- _WORK TO BE COMPLETED_
Please print every record below exactly as it appears.

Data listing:
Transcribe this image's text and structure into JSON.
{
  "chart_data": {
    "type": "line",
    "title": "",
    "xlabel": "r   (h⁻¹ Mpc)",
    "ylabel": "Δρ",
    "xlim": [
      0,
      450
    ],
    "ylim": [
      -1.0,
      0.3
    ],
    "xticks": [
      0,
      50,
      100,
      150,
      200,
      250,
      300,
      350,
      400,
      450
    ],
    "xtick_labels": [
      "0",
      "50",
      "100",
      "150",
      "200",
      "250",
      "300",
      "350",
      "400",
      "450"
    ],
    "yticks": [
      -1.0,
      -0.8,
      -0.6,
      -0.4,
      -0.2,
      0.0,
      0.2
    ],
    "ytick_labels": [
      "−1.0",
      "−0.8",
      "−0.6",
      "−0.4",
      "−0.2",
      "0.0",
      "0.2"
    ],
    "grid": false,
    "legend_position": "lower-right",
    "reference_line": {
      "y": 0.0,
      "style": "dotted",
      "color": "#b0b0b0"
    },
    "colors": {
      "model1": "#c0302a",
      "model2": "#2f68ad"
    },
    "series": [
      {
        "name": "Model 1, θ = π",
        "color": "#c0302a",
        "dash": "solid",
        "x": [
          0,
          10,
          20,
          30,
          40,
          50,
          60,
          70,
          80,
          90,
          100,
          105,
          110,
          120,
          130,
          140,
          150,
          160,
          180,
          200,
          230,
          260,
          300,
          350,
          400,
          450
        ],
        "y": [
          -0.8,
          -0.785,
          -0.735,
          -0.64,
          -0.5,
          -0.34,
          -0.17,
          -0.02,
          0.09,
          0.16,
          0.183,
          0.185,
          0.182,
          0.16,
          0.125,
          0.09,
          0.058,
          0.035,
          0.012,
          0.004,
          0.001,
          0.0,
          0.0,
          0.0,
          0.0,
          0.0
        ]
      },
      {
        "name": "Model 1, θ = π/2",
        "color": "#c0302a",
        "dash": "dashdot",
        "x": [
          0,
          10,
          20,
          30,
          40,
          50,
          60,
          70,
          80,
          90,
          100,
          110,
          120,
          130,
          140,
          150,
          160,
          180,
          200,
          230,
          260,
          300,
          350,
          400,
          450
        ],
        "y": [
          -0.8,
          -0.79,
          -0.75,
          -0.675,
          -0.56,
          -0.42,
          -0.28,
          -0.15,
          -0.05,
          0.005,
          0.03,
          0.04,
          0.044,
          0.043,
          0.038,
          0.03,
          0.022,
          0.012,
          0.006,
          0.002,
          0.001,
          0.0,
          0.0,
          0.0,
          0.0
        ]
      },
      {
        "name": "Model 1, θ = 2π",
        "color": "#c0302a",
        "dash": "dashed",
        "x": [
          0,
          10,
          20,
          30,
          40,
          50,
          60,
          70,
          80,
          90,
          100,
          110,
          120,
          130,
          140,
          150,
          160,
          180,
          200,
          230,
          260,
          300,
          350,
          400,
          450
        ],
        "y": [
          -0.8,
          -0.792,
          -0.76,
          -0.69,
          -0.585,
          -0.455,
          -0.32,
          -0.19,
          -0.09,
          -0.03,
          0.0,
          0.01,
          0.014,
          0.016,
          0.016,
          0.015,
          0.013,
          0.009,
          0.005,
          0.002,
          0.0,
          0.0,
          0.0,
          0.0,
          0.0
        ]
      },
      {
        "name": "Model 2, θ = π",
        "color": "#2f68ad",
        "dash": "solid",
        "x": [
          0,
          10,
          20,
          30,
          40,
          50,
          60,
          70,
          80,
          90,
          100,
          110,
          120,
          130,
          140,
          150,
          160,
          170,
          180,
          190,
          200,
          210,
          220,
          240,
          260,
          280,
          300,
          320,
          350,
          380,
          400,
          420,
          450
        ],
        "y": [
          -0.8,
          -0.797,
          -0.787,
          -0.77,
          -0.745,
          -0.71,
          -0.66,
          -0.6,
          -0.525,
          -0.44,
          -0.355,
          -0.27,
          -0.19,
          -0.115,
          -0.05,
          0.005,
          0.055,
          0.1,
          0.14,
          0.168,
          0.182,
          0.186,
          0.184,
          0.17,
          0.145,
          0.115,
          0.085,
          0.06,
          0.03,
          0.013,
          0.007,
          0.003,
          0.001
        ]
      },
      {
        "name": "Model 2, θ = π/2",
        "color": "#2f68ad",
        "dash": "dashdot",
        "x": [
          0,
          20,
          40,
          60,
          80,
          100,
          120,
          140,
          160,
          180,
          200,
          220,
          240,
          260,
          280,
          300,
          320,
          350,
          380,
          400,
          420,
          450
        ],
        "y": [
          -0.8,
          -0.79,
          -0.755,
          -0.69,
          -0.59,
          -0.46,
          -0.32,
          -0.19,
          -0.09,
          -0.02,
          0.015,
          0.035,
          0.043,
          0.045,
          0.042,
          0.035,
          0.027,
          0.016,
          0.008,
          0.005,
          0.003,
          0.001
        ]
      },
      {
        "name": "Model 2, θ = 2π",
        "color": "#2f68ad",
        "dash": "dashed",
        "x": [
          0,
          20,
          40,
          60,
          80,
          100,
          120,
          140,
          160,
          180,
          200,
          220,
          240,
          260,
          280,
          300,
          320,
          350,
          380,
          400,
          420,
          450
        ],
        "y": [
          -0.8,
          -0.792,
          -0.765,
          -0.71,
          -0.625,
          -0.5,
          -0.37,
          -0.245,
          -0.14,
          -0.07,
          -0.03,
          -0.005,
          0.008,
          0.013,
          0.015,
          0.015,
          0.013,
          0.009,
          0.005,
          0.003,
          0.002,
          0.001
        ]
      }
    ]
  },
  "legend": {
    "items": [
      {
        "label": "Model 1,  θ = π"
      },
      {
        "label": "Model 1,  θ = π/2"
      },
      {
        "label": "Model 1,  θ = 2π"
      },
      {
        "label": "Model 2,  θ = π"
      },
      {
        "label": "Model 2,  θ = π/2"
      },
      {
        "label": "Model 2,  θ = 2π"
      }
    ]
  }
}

- _SOLVED EXERCISE_
Transcribe this image's text and structure into JSON.
{
  "chart_data": {
    "type": "line",
    "title": "",
    "xlabel": "r   (h⁻¹ Mpc)",
    "ylabel": "Δρ",
    "xlim": [
      0,
      450
    ],
    "ylim": [
      -1.0,
      0.3
    ],
    "xticks": [
      0,
      50,
      100,
      150,
      200,
      250,
      300,
      350,
      400,
      450
    ],
    "xtick_labels": [
      "0",
      "50",
      "100",
      "150",
      "200",
      "250",
      "300",
      "350",
      "400",
      "450"
    ],
    "yticks": [
      -1.0,
      -0.8,
      -0.6,
      -0.4,
      -0.2,
      0.0,
      0.2
    ],
    "ytick_labels": [
      "−1.0",
      "−0.8",
      "−0.6",
      "−0.4",
      "−0.2",
      "0.0",
      "0.2"
    ],
    "grid": false,
    "legend_position": "lower-right",
    "reference_line": {
      "y": 0.0,
      "style": "dotted",
      "color": "#b0b0b0"
    },
    "colors": {
      "model1": "#c0302a",
      "model2": "#2f68ad"
    },
    "series": [
      {
        "name": "Model 1, θ = π",
        "color": "#c0302a",
        "dash": "solid",
        "x": [
          0,
          10,
          20,
          30,
          40,
          50,
          60,
          70,
          80,
          90,
          100,
          105,
          110,
          120,
          130,
          140,
          150,
          160,
          180,
          200,
          230,
          260,
          300,
          350,
          400,
          450
        ],
        "y": [
          -0.8,
          -0.785,
          -0.735,
          -0.64,
          -0.5,
          -0.34,
          -0.17,
          -0.02,
          0.09,
          0.16,
          0.183,
          0.185,
          0.182,
          0.16,
          0.125,
          0.09,
          0.058,
          0.035,
          0.012,
          0.004,
          0.001,
          0.0,
          0.0,
          0.0,
          0.0,
          0.0
        ]
      },
      {
        "name": "Model 1, θ = π/2",
        "color": "#c0302a",
        "dash": "dashdot",
        "x": [
          0,
          10,
          20,
          30,
          40,
          50,
          60,
          70,
          80,
          90,
          100,
          110,
          120,
          130,
          140,
          150,
          160,
          180,
          200,
          230,
          260,
          300,
          350,
          400,
          450
        ],
        "y": [
          -0.8,
          -0.79,
          -0.75,
          -0.675,
          -0.56,
          -0.42,
          -0.28,
          -0.15,
          -0.05,
          0.005,
          0.03,
          0.04,
          0.044,
          0.043,
          0.038,
          0.03,
          0.022,
          0.012,
          0.006,
          0.002,
          0.001,
          0.0,
          0.0,
          0.0,
          0.0
        ]
      },
      {
        "name": "Model 1, θ = 2π",
        "color": "#c0302a",
        "dash": "dashed",
        "x": [
          0,
          10,
          20,
          30,
          40,
          50,
          60,
          70,
          80,
          90,
          100,
          110,
          120,
          130,
          140,
          150,
          160,
          180,
          200,
          230,
          260,
          300,
          350,
          400,
          450
        ],
        "y": [
          -0.8,
          -0.792,
          -0.76,
          -0.69,
          -0.585,
          -0.455,
          -0.32,
          -0.19,
          -0.09,
          -0.03,
          0.0,
          0.01,
          0.014,
          0.016,
          0.016,
          0.015,
          0.013,
          0.009,
          0.005,
          0.002,
          0.0,
          0.0,
          0.0,
          0.0,
          0.0
        ]
      },
      {
        "name": "Model 2, θ = π",
        "color": "#2f68ad",
        "dash": "solid",
        "x": [
          0,
          10,
          20,
          30,
          40,
          50,
          60,
          70,
          80,
          90,
          100,
          110,
          120,
          130,
          140,
          150,
          160,
          170,
          180,
          190,
          200,
          210,
          220,
          240,
          260,
          280,
          300,
          320,
          350,
          380,
          400,
          420,
          450
        ],
        "y": [
          -0.8,
          -0.797,
          -0.787,
          -0.77,
          -0.745,
          -0.71,
          -0.66,
          -0.6,
          -0.525,
          -0.44,
          -0.355,
          -0.27,
          -0.19,
          -0.115,
          -0.05,
          0.005,
          0.055,
          0.1,
          0.14,
          0.168,
          0.182,
          0.186,
          0.184,
          0.17,
          0.145,
          0.115,
          0.085,
          0.06,
          0.03,
          0.013,
          0.007,
          0.003,
          0.001
        ]
      },
      {
        "name": "Model 2, θ = π/2",
        "color": "#2f68ad",
        "dash": "dashdot",
        "x": [
          0,
          20,
          40,
          60,
          80,
          100,
          120,
          140,
          160,
          180,
          200,
          220,
          240,
          260,
          280,
          300,
          320,
          350,
          380,
          400,
          420,
          450
        ],
        "y": [
          -0.8,
          -0.79,
          -0.755,
          -0.69,
          -0.59,
          -0.46,
          -0.32,
          -0.19,
          -0.09,
          -0.02,
          0.015,
          0.035,
          0.043,
          0.045,
          0.042,
          0.035,
          0.027,
          0.016,
          0.008,
          0.005,
          0.003,
          0.001
        ]
      },
      {
        "name": "Model 2, θ = 2π",
        "color": "#2f68ad",
        "dash": "dashed",
        "x": [
          0,
          20,
          40,
          60,
          80,
          100,
          120,
          140,
          160,
          180,
          200,
          220,
          240,
          260,
          280,
          300,
          320,
          350,
          380,
          400,
          420,
          450
        ],
        "y": [
          -0.8,
          -0.792,
          -0.765,
          -0.71,
          -0.625,
          -0.5,
          -0.37,
          -0.245,
          -0.14,
          -0.07,
          -0.03,
          -0.005,
          0.008,
          0.013,
          0.015,
          0.015,
          0.013,
          0.009,
          0.005,
          0.003,
          0.002,
          0.001
        ]
      }
    ]
  },
  "legend": {
    "items": [
      {
        "label": "Model 1,  θ = π"
      },
      {
        "label": "Model 1,  θ = π/2"
      },
      {
        "label": "Model 1,  θ = 2π"
      },
      {
        "label": "Model 2,  θ = π"
      },
      {
        "label": "Model 2,  θ = π/2"
      },
      {
        "label": "Model 2,  θ = 2π"
      }
    ]
  }
}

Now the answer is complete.